**SHORT TASK A:** Output the part of the TiVo forum thread that runs from "Ok i got the" to "comp. (just fyi)", word for word.
= = =
# Help hack w/o opening



## brianmay27 (Nov 21, 2006)

ok as some people are in this forn i still live with my parents (15). i am trying to get the command prompt from the serial port. i got the cable in the null cable. i have a series 2 tivo and software 8.1-01-2-140. it is a 90 hr. i have looked at two sights and still cant get it to work. i would love not to open it and have my parents know something went wrong adding a file, so if there is a way that i can some other way please tell me. i want to set it up to have telnet work and put some other stuff on. also while i am at it does any one know how i can have tivo connect 5 times a day or so.


----------



## brianmay27 (Nov 21, 2006)

Also does any one know the backdoor combo for this version?


----------



## BTUx9 (Nov 13, 2003)

sorry, Brian, but you can't hack a series 2 tivo without pulling the drive
It sounds like you may actually have a series 2.5 (not sure s/w 8.1 runs on series 2) in which case, the only way to hack, currently, is a prom mod (something your parents DEFINITELY might have issues with)


----------



## brianmay27 (Nov 21, 2006)

Ok i got the ok to be able to go on and take the hard drive out  happy day! can some one tell me how to enable telnet? i will be using it on a linux comp. (just fyi)
= = =
**SHORT TASK B:** Return the collection entries word for word, from their first line through the line with "feature-title: 高级知识顾问 <box>295".

[Collection entries]
= = =
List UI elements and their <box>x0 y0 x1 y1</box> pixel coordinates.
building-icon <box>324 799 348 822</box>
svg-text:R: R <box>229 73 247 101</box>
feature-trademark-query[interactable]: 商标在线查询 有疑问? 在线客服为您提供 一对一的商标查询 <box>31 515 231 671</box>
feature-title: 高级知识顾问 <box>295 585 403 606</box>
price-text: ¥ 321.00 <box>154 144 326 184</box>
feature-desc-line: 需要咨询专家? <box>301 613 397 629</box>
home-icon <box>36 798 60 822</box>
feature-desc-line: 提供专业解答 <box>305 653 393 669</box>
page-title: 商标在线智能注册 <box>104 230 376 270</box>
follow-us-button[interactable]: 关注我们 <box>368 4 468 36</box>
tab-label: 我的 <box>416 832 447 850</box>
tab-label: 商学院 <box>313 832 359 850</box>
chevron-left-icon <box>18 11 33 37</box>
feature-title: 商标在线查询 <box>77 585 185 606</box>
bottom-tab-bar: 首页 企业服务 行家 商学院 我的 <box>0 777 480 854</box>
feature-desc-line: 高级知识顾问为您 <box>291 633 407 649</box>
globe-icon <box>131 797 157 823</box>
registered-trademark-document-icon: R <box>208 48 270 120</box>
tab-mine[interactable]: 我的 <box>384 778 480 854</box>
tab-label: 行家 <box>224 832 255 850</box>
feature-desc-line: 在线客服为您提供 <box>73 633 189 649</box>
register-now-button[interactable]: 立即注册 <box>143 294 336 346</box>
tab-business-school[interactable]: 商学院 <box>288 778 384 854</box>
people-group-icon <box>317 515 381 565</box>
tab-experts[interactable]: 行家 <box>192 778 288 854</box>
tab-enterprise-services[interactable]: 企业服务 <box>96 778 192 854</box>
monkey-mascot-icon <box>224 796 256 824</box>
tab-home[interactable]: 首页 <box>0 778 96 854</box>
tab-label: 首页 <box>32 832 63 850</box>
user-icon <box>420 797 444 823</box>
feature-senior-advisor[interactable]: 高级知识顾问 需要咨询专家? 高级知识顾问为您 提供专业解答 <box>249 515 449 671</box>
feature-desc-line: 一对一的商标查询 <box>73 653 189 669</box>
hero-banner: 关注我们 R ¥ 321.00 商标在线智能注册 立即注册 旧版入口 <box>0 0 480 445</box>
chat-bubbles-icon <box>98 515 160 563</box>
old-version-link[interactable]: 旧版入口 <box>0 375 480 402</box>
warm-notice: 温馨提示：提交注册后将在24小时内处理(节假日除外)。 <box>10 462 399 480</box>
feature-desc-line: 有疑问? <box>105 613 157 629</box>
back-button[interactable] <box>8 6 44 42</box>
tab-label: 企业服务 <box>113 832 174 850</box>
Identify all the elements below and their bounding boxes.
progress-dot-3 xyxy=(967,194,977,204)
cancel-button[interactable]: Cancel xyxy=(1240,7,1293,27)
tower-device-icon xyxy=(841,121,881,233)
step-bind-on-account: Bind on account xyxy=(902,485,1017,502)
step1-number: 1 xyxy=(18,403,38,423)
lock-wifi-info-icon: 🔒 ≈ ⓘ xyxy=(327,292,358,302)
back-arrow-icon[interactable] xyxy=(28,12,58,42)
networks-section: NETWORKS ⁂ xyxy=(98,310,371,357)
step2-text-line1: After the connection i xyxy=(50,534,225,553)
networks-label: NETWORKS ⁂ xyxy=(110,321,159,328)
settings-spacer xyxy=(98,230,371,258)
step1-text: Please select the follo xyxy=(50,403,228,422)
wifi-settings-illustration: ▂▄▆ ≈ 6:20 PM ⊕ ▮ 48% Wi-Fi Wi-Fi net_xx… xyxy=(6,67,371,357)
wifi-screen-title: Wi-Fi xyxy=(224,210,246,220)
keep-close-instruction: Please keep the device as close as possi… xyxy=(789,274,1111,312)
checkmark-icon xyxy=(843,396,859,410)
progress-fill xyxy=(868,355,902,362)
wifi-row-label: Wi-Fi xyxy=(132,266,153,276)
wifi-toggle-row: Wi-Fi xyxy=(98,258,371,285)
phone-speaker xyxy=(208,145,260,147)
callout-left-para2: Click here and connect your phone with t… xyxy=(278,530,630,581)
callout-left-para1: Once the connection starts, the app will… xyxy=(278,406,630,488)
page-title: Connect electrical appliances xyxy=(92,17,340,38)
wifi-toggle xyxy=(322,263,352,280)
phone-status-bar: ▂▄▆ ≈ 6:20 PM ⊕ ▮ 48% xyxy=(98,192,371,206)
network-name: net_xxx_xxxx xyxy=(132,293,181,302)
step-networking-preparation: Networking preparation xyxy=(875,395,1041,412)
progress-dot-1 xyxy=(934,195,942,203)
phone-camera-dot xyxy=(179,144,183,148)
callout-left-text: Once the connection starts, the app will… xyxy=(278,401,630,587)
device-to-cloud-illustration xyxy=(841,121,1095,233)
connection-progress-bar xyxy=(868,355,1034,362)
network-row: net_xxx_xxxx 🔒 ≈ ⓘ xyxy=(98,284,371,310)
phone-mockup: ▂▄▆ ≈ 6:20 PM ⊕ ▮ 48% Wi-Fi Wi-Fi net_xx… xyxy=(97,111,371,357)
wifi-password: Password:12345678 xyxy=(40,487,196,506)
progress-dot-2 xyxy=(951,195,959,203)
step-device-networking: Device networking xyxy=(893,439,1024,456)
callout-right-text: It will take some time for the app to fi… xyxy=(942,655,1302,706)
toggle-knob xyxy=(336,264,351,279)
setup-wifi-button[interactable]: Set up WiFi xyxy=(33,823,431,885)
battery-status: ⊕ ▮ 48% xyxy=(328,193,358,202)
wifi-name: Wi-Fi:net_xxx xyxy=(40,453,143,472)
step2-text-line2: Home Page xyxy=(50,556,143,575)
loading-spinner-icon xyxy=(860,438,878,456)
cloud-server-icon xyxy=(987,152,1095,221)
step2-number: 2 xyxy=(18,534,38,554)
= = =
**FULL SOLUTION A:**
Ok i got the ok to be able to go on and take the hard drive out  happy day! can some one tell me how to enable telnet? i will be using it on a linux comp. (just fyi)

**FULL SOLUTION B:**
List UI elements and their <box>x0 y0 x1 y1</box> pixel coordinates.
building-icon <box>324 799 348 822</box>
svg-text:R: R <box>229 73 247 101</box>
feature-trademark-query[interactable]: 商标在线查询 有疑问? 在线客服为您提供 一对一的商标查询 <box>31 515 231 671</box>
feature-title: 高级知识顾问 <box>295 585 403 606</box>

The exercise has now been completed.